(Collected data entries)
·····

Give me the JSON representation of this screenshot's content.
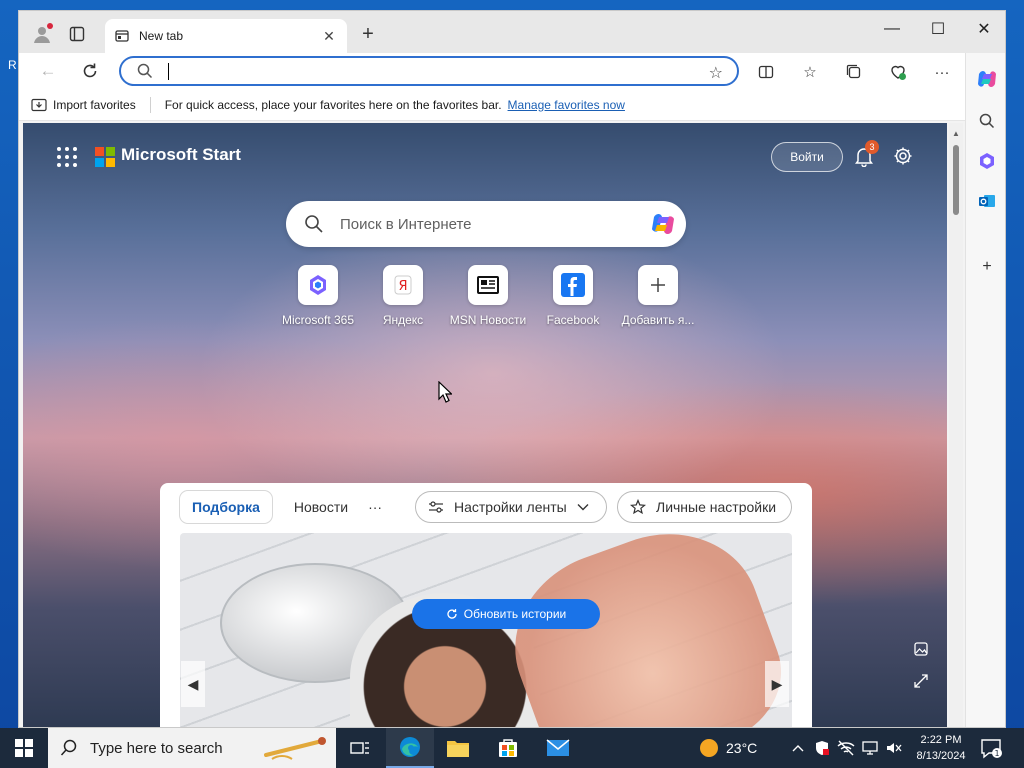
{
  "desktop": {
    "edge_letter": "R"
  },
  "window": {
    "tab": {
      "label": "New tab"
    },
    "controls": {
      "minimize": "—",
      "maximize": "☐",
      "close": "✕"
    }
  },
  "toolbar": {
    "address": {
      "value": "",
      "placeholder": ""
    }
  },
  "favorites_bar": {
    "import_label": "Import favorites",
    "message": "For quick access, place your favorites here on the favorites bar.",
    "manage_link": "Manage favorites now"
  },
  "start_page": {
    "brand": "Microsoft Start",
    "signin_label": "Войти",
    "notification_count": "3",
    "search_placeholder": "Поиск в Интернете",
    "quick_links": [
      {
        "label": "Microsoft 365",
        "icon": "m365-icon"
      },
      {
        "label": "Яндекс",
        "icon": "yandex-icon"
      },
      {
        "label": "MSN Новости",
        "icon": "msn-news-icon"
      },
      {
        "label": "Facebook",
        "icon": "facebook-icon"
      },
      {
        "label": "Добавить я...",
        "icon": "add-icon"
      }
    ],
    "feed": {
      "tabs": [
        {
          "label": "Подборка",
          "active": true
        },
        {
          "label": "Новости",
          "active": false
        }
      ],
      "more": "···",
      "feed_settings_label": "Настройки ленты",
      "personal_settings_label": "Личные настройки",
      "refresh_label": "Обновить истории"
    }
  },
  "taskbar": {
    "search_placeholder": "Type here to search",
    "temperature": "23°C",
    "time": "2:22 PM",
    "date": "8/13/2024",
    "notification_count": "1"
  },
  "colors": {
    "accent": "#1a73e8",
    "link": "#1a5fb4",
    "ms_red": "#f25022",
    "ms_green": "#7fba00",
    "ms_blue": "#00a4ef",
    "ms_yellow": "#ffb900"
  }
}
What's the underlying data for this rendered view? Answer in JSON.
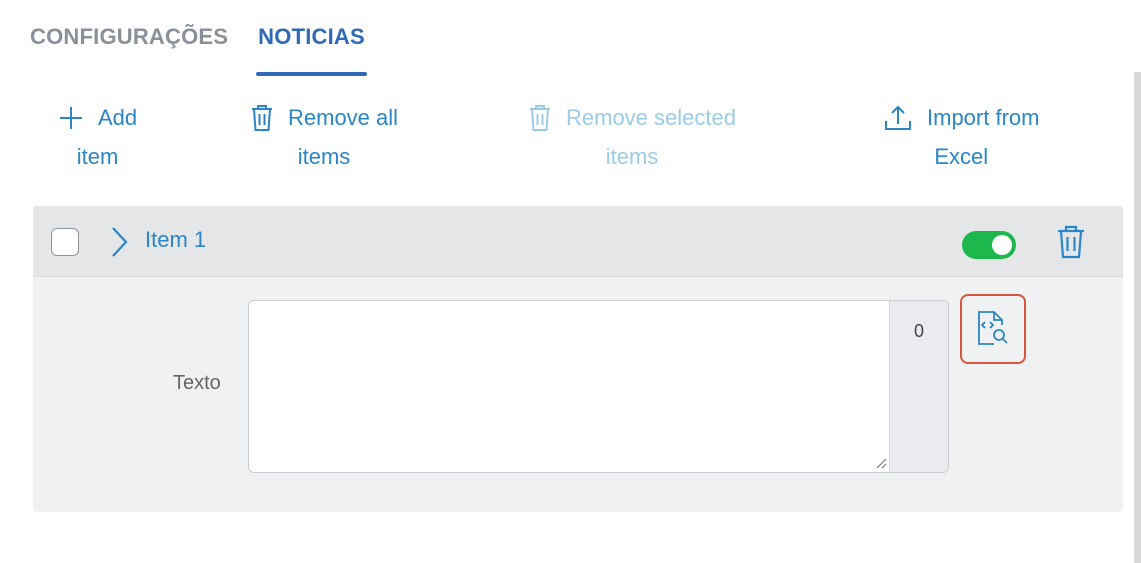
{
  "tabs": [
    {
      "label": "CONFIGURAÇÕES",
      "active": false
    },
    {
      "label": "NOTICIAS",
      "active": true
    }
  ],
  "toolbar": {
    "add": {
      "line1": "Add",
      "line2": "item",
      "icon": "plus-icon"
    },
    "remove_all": {
      "line1": "Remove all",
      "line2": "items",
      "icon": "trash-icon"
    },
    "remove_selected": {
      "line1": "Remove selected",
      "line2": "items",
      "icon": "trash-icon",
      "disabled": true
    },
    "import_excel": {
      "line1": "Import from",
      "line2": "Excel",
      "icon": "upload-icon"
    }
  },
  "item": {
    "title": "Item 1",
    "checked": false,
    "enabled": true,
    "field": {
      "label": "Texto",
      "value": "",
      "char_count": "0"
    },
    "preview_icon": "code-preview-icon"
  },
  "colors": {
    "accent_blue": "#2a86c7",
    "tab_active": "#2e6ab7",
    "toggle_on": "#1db84b",
    "highlight": "#d9553f"
  }
}
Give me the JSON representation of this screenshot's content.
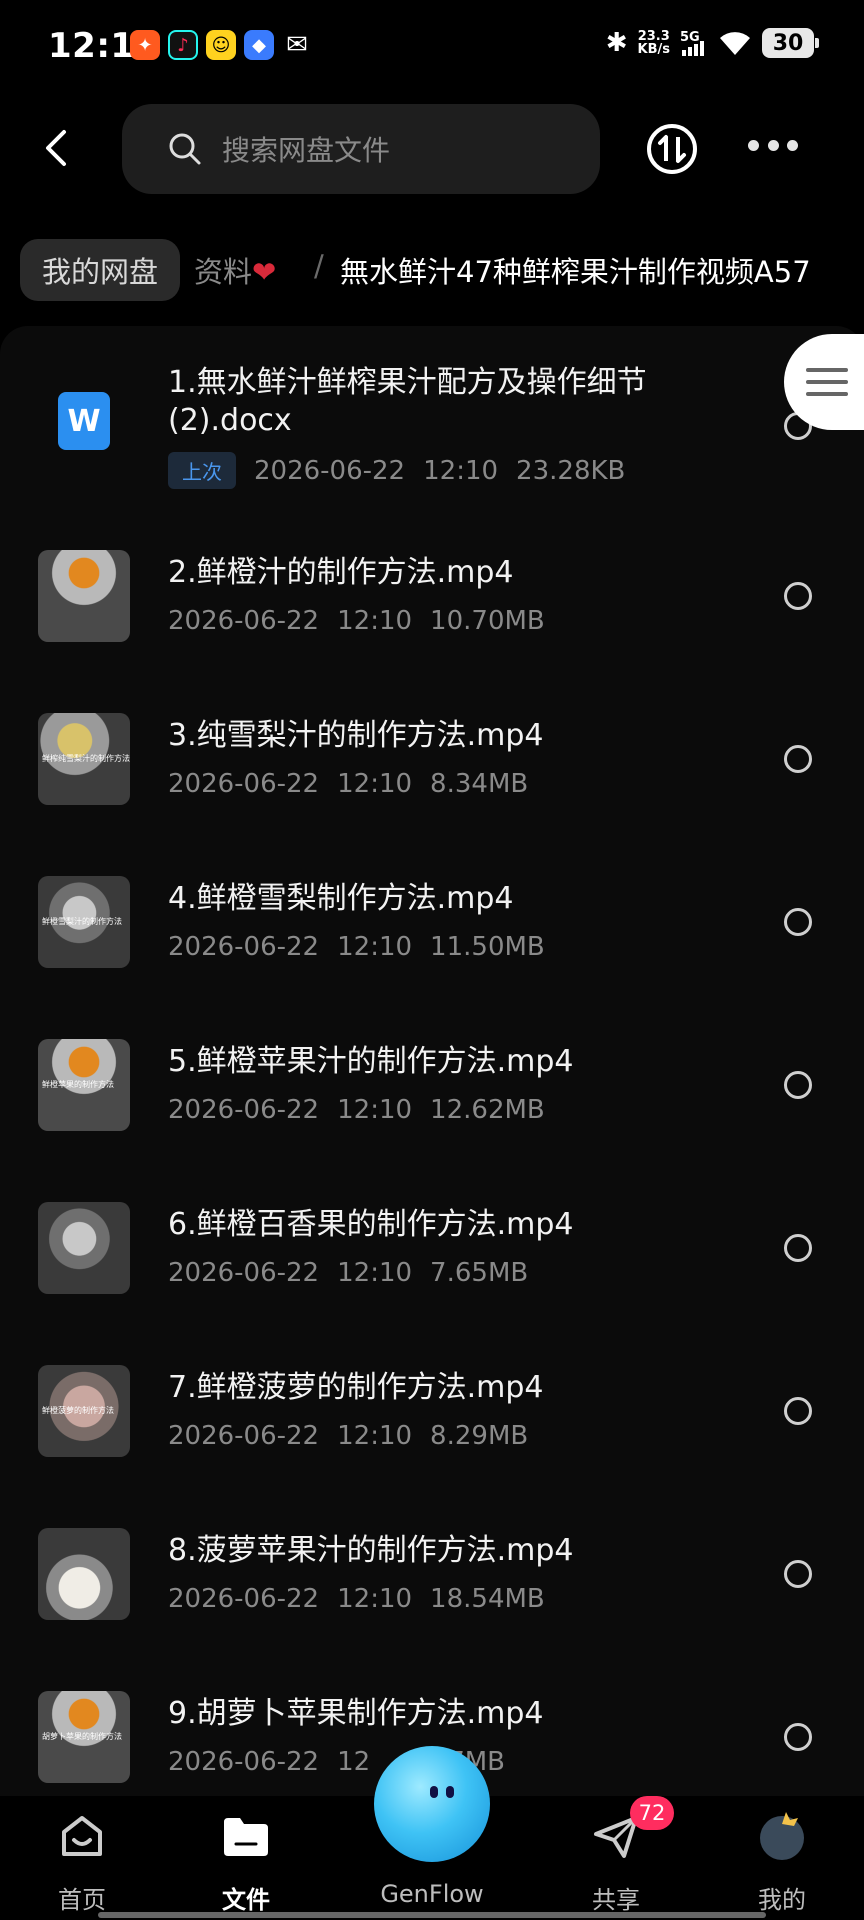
{
  "status_bar": {
    "time": "12:11",
    "net_speed_value": "23.3",
    "net_speed_unit": "KB/s",
    "network": "5G",
    "battery": "30"
  },
  "header": {
    "search_placeholder": "搜索网盘文件"
  },
  "breadcrumb": {
    "root": "我的网盘",
    "parent": "资料",
    "current": "無水鲜汁47种鲜榨果汁制作视频A57"
  },
  "files": [
    {
      "name": "1.無水鲜汁鲜榨果汁配方及操作细节(2).docx",
      "tag": "上次",
      "date": "2026-06-22",
      "time": "12:10",
      "size": "23.28KB",
      "type": "docx"
    },
    {
      "name": "2.鲜橙汁的制作方法.mp4",
      "date": "2026-06-22",
      "time": "12:10",
      "size": "10.70MB",
      "type": "video"
    },
    {
      "name": "3.纯雪梨汁的制作方法.mp4",
      "date": "2026-06-22",
      "time": "12:10",
      "size": "8.34MB",
      "type": "video",
      "thumb_caption": "鲜榨纯雪梨汁的制作方法"
    },
    {
      "name": "4.鲜橙雪梨制作方法.mp4",
      "date": "2026-06-22",
      "time": "12:10",
      "size": "11.50MB",
      "type": "video",
      "thumb_caption": "鲜橙雪梨汁的制作方法"
    },
    {
      "name": "5.鲜橙苹果汁的制作方法.mp4",
      "date": "2026-06-22",
      "time": "12:10",
      "size": "12.62MB",
      "type": "video",
      "thumb_caption": "鲜橙苹果的制作方法"
    },
    {
      "name": "6.鲜橙百香果的制作方法.mp4",
      "date": "2026-06-22",
      "time": "12:10",
      "size": "7.65MB",
      "type": "video"
    },
    {
      "name": "7.鲜橙菠萝的制作方法.mp4",
      "date": "2026-06-22",
      "time": "12:10",
      "size": "8.29MB",
      "type": "video",
      "thumb_caption": "鲜橙菠萝的制作方法"
    },
    {
      "name": "8.菠萝苹果汁的制作方法.mp4",
      "date": "2026-06-22",
      "time": "12:10",
      "size": "18.54MB",
      "type": "video"
    },
    {
      "name": "9.胡萝卜苹果制作方法.mp4",
      "date": "2026-06-22",
      "time": "12",
      "size": "7MB",
      "type": "video",
      "thumb_caption": "胡萝卜苹果的制作方法"
    }
  ],
  "bottom_nav": {
    "items": [
      {
        "label": "首页",
        "icon": "home-icon"
      },
      {
        "label": "文件",
        "icon": "folder-icon",
        "active": true
      },
      {
        "label": "GenFlow",
        "icon": "genflow-mascot-icon"
      },
      {
        "label": "共享",
        "icon": "share-icon",
        "badge": "72"
      },
      {
        "label": "我的",
        "icon": "avatar-icon"
      }
    ]
  },
  "colors": {
    "background": "#000000",
    "accent_blue": "#4a96ec",
    "badge_red": "#ff2d5f",
    "doc_blue": "#2b8ff0"
  }
}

·····

Exercise directions ->
All of the lines above should be retyped precisely, apart from the pictures.

Output of the task ->
Give me the JSON representation of this screenshot's content.
{
  "desktop": {
    "edge_letter": "R"
  },
  "window": {
    "tab": {
      "label": "New tab"
    },
    "controls": {
      "minimize": "—",
      "maximize": "☐",
      "close": "✕"
    }
  },
  "toolbar": {
    "address": {
      "value": "",
      "placeholder": ""
    }
  },
  "favorites_bar": {
    "import_label": "Import favorites",
    "message": "For quick access, place your favorites here on the favorites bar.",
    "manage_link": "Manage favorites now"
  },
  "start_page": {
    "brand": "Microsoft Start",
    "signin_label": "Войти",
    "notification_count": "3",
    "search_placeholder": "Поиск в Интернете",
    "quick_links": [
      {
        "label": "Microsoft 365",
        "icon": "m365-icon"
      },
      {
        "label": "Яндекс",
        "icon": "yandex-icon"
      },
      {
        "label": "MSN Новости",
        "icon": "msn-news-icon"
      },
      {
        "label": "Facebook",
        "icon": "facebook-icon"
      },
      {
        "label": "Добавить я...",
        "icon": "add-icon"
      }
    ],
    "feed": {
      "tabs": [
        {
          "label": "Подборка",
          "active": true
        },
        {
          "label": "Новости",
          "active": false
        }
      ],
      "more": "···",
      "feed_settings_label": "Настройки ленты",
      "personal_settings_label": "Личные настройки",
      "refresh_label": "Обновить истории"
    }
  },
  "taskbar": {
    "search_placeholder": "Type here to search",
    "temperature": "23°C",
    "time": "2:22 PM",
    "date": "8/13/2024",
    "notification_count": "1"
  },
  "colors": {
    "accent": "#1a73e8",
    "link": "#1a5fb4",
    "ms_red": "#f25022",
    "ms_green": "#7fba00",
    "ms_blue": "#00a4ef",
    "ms_yellow": "#ffb900"
  }
}
What's the underlying data for this rendered view? Answer in JSON.
{
  "tabs": [
    {
      "label": "CONFIGURAÇÕES",
      "active": false
    },
    {
      "label": "NOTICIAS",
      "active": true
    }
  ],
  "toolbar": {
    "add": {
      "line1": "Add",
      "line2": "item",
      "icon": "plus-icon"
    },
    "remove_all": {
      "line1": "Remove all",
      "line2": "items",
      "icon": "trash-icon"
    },
    "remove_selected": {
      "line1": "Remove selected",
      "line2": "items",
      "icon": "trash-icon",
      "disabled": true
    },
    "import_excel": {
      "line1": "Import from",
      "line2": "Excel",
      "icon": "upload-icon"
    }
  },
  "item": {
    "title": "Item 1",
    "checked": false,
    "enabled": true,
    "field": {
      "label": "Texto",
      "value": "",
      "char_count": "0"
    },
    "preview_icon": "code-preview-icon"
  },
  "colors": {
    "accent_blue": "#2a86c7",
    "tab_active": "#2e6ab7",
    "toggle_on": "#1db84b",
    "highlight": "#d9553f"
  }
}
Give me the JSON representation of this screenshot's content.
{
  "status_bar": {
    "time": "12:11",
    "net_speed_value": "23.3",
    "net_speed_unit": "KB/s",
    "network": "5G",
    "battery": "30"
  },
  "header": {
    "search_placeholder": "搜索网盘文件"
  },
  "breadcrumb": {
    "root": "我的网盘",
    "parent": "资料",
    "current": "無水鲜汁47种鲜榨果汁制作视频A57"
  },
  "files": [
    {
      "name": "1.無水鲜汁鲜榨果汁配方及操作细节(2).docx",
      "tag": "上次",
      "date": "2026-06-22",
      "time": "12:10",
      "size": "23.28KB",
      "type": "docx"
    },
    {
      "name": "2.鲜橙汁的制作方法.mp4",
      "date": "2026-06-22",
      "time": "12:10",
      "size": "10.70MB",
      "type": "video"
    },
    {
      "name": "3.纯雪梨汁的制作方法.mp4",
      "date": "2026-06-22",
      "time": "12:10",
      "size": "8.34MB",
      "type": "video",
      "thumb_caption": "鲜榨纯雪梨汁的制作方法"
    },
    {
      "name": "4.鲜橙雪梨制作方法.mp4",
      "date": "2026-06-22",
      "time": "12:10",
      "size": "11.50MB",
      "type": "video",
      "thumb_caption": "鲜橙雪梨汁的制作方法"
    },
    {
      "name": "5.鲜橙苹果汁的制作方法.mp4",
      "date": "2026-06-22",
      "time": "12:10",
      "size": "12.62MB",
      "type": "video",
      "thumb_caption": "鲜橙苹果的制作方法"
    },
    {
      "name": "6.鲜橙百香果的制作方法.mp4",
      "date": "2026-06-22",
      "time": "12:10",
      "size": "7.65MB",
      "type": "video"
    },
    {
      "name": "7.鲜橙菠萝的制作方法.mp4",
      "date": "2026-06-22",
      "time": "12:10",
      "size": "8.29MB",
      "type": "video",
      "thumb_caption": "鲜橙菠萝的制作方法"
    },
    {
      "name": "8.菠萝苹果汁的制作方法.mp4",
      "date": "2026-06-22",
      "time": "12:10",
      "size": "18.54MB",
      "type": "video"
    },
    {
      "name": "9.胡萝卜苹果制作方法.mp4",
      "date": "2026-06-22",
      "time": "12",
      "size": "7MB",
      "type": "video",
      "thumb_caption": "胡萝卜苹果的制作方法"
    }
  ],
  "bottom_nav": {
    "items": [
      {
        "label": "首页",
        "icon": "home-icon"
      },
      {
        "label": "文件",
        "icon": "folder-icon",
        "active": true
      },
      {
        "label": "GenFlow",
        "icon": "genflow-mascot-icon"
      },
      {
        "label": "共享",
        "icon": "share-icon",
        "badge": "72"
      },
      {
        "label": "我的",
        "icon": "avatar-icon"
      }
    ]
  },
  "colors": {
    "background": "#000000",
    "accent_blue": "#4a96ec",
    "badge_red": "#ff2d5f",
    "doc_blue": "#2b8ff0"
  }
}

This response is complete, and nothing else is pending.